Collected data —

[Begin]

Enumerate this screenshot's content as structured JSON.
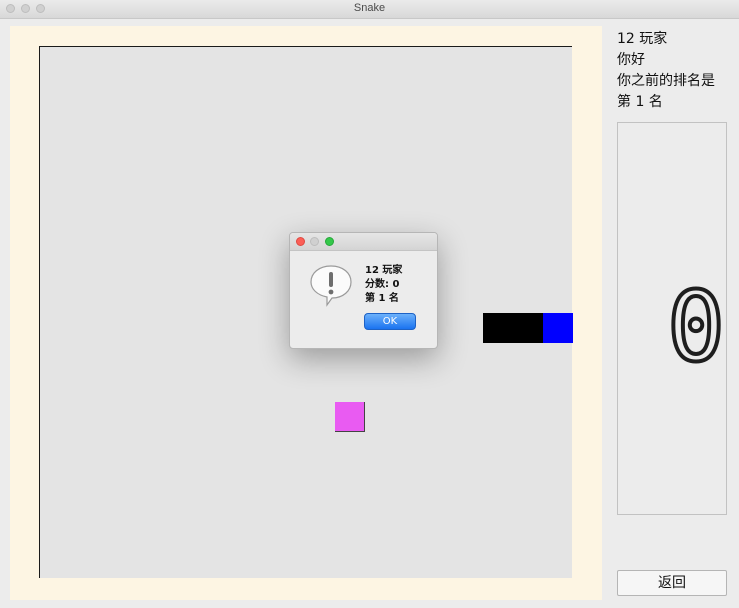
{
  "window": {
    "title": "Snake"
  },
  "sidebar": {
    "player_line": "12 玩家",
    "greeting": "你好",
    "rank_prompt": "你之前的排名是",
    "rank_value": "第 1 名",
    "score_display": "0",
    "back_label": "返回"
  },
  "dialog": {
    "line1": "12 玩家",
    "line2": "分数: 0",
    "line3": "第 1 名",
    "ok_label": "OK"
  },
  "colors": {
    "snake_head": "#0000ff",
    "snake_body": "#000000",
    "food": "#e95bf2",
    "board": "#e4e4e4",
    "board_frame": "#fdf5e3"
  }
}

[End]

Direction —
Leave out all images, then reproduce the entries above exactly.

Exercise solution —
Enumerate this screenshot's content as structured JSON.
{
  "window": {
    "title": "Snake"
  },
  "sidebar": {
    "player_line": "12 玩家",
    "greeting": "你好",
    "rank_prompt": "你之前的排名是",
    "rank_value": "第 1 名",
    "score_display": "0",
    "back_label": "返回"
  },
  "dialog": {
    "line1": "12 玩家",
    "line2": "分数: 0",
    "line3": "第 1 名",
    "ok_label": "OK"
  },
  "colors": {
    "snake_head": "#0000ff",
    "snake_body": "#000000",
    "food": "#e95bf2",
    "board": "#e4e4e4",
    "board_frame": "#fdf5e3"
  }
}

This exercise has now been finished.